:: Supplied data
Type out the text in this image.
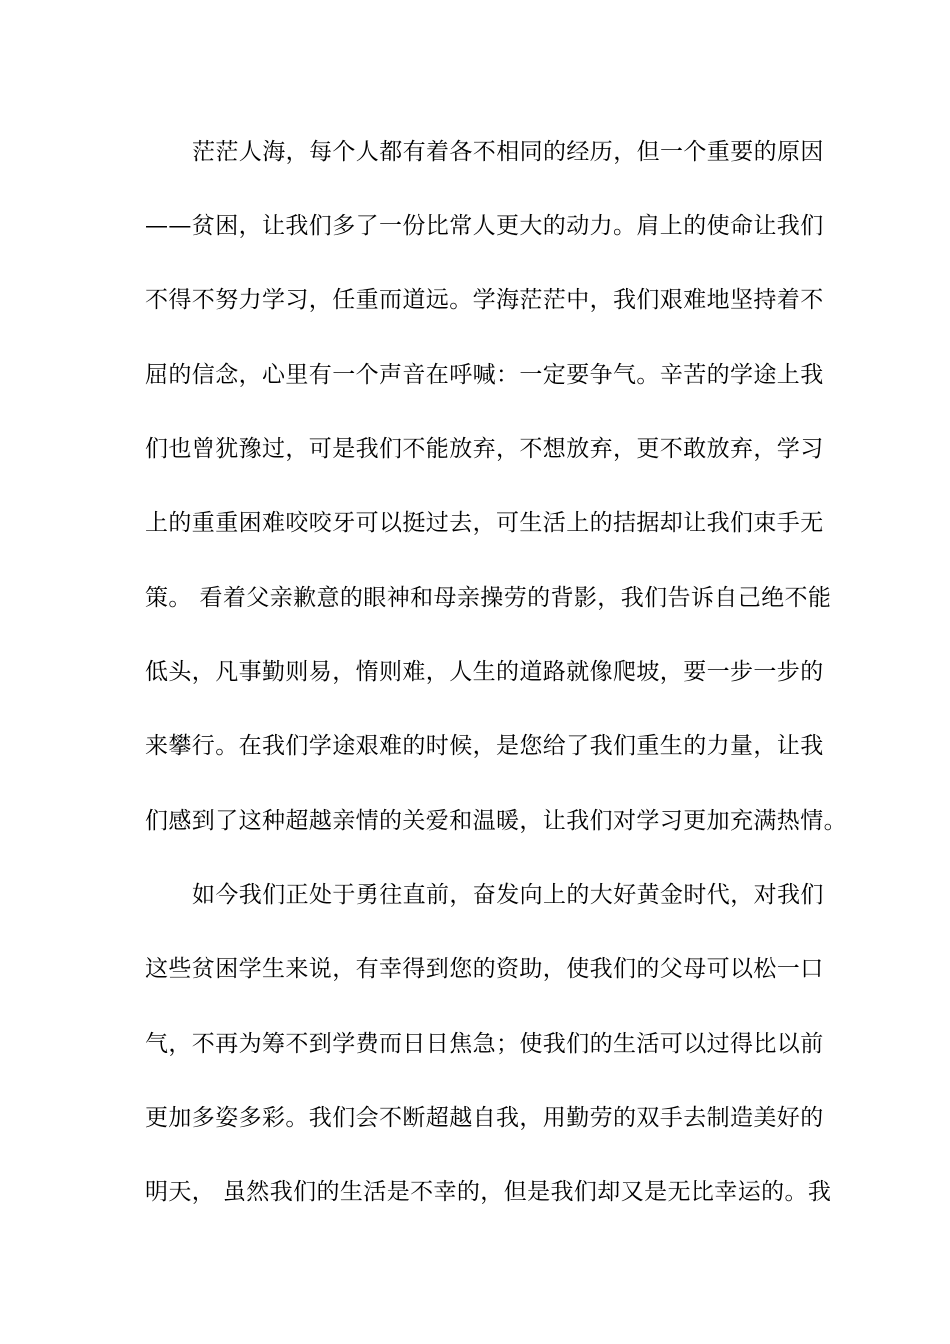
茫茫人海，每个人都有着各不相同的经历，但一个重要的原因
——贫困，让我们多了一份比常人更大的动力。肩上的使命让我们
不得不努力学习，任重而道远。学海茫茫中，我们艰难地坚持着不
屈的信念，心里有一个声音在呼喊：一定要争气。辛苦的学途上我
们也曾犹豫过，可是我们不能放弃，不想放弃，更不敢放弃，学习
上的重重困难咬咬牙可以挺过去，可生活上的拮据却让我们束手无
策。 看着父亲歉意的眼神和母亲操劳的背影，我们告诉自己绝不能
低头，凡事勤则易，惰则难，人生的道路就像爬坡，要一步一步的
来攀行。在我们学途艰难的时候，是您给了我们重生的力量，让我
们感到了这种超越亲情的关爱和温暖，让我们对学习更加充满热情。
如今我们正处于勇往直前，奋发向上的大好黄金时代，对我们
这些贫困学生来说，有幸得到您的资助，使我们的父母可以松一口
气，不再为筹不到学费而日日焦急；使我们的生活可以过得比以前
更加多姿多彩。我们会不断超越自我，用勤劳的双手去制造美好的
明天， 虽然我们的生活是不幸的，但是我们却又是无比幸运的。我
::::
__Short problem__.
Every line is to be duplicated exactly, though pictures stay out.

__Written answer__.
Type out the text in this image.
茫茫人海，每个人都有着各不相同的经历，但一个重要的原因
——贫困，让我们多了一份比常人更大的动力。肩上的使命让我们
不得不努力学习，任重而道远。学海茫茫中，我们艰难地坚持着不
屈的信念，心里有一个声音在呼喊：一定要争气。辛苦的学途上我
们也曾犹豫过，可是我们不能放弃，不想放弃，更不敢放弃，学习
上的重重困难咬咬牙可以挺过去，可生活上的拮据却让我们束手无
策。 看着父亲歉意的眼神和母亲操劳的背影，我们告诉自己绝不能
低头，凡事勤则易，惰则难，人生的道路就像爬坡，要一步一步的
来攀行。在我们学途艰难的时候，是您给了我们重生的力量，让我
们感到了这种超越亲情的关爱和温暖，让我们对学习更加充满热情。
如今我们正处于勇往直前，奋发向上的大好黄金时代，对我们
这些贫困学生来说，有幸得到您的资助，使我们的父母可以松一口
气，不再为筹不到学费而日日焦急；使我们的生活可以过得比以前
更加多姿多彩。我们会不断超越自我，用勤劳的双手去制造美好的
明天， 虽然我们的生活是不幸的，但是我们却又是无比幸运的。我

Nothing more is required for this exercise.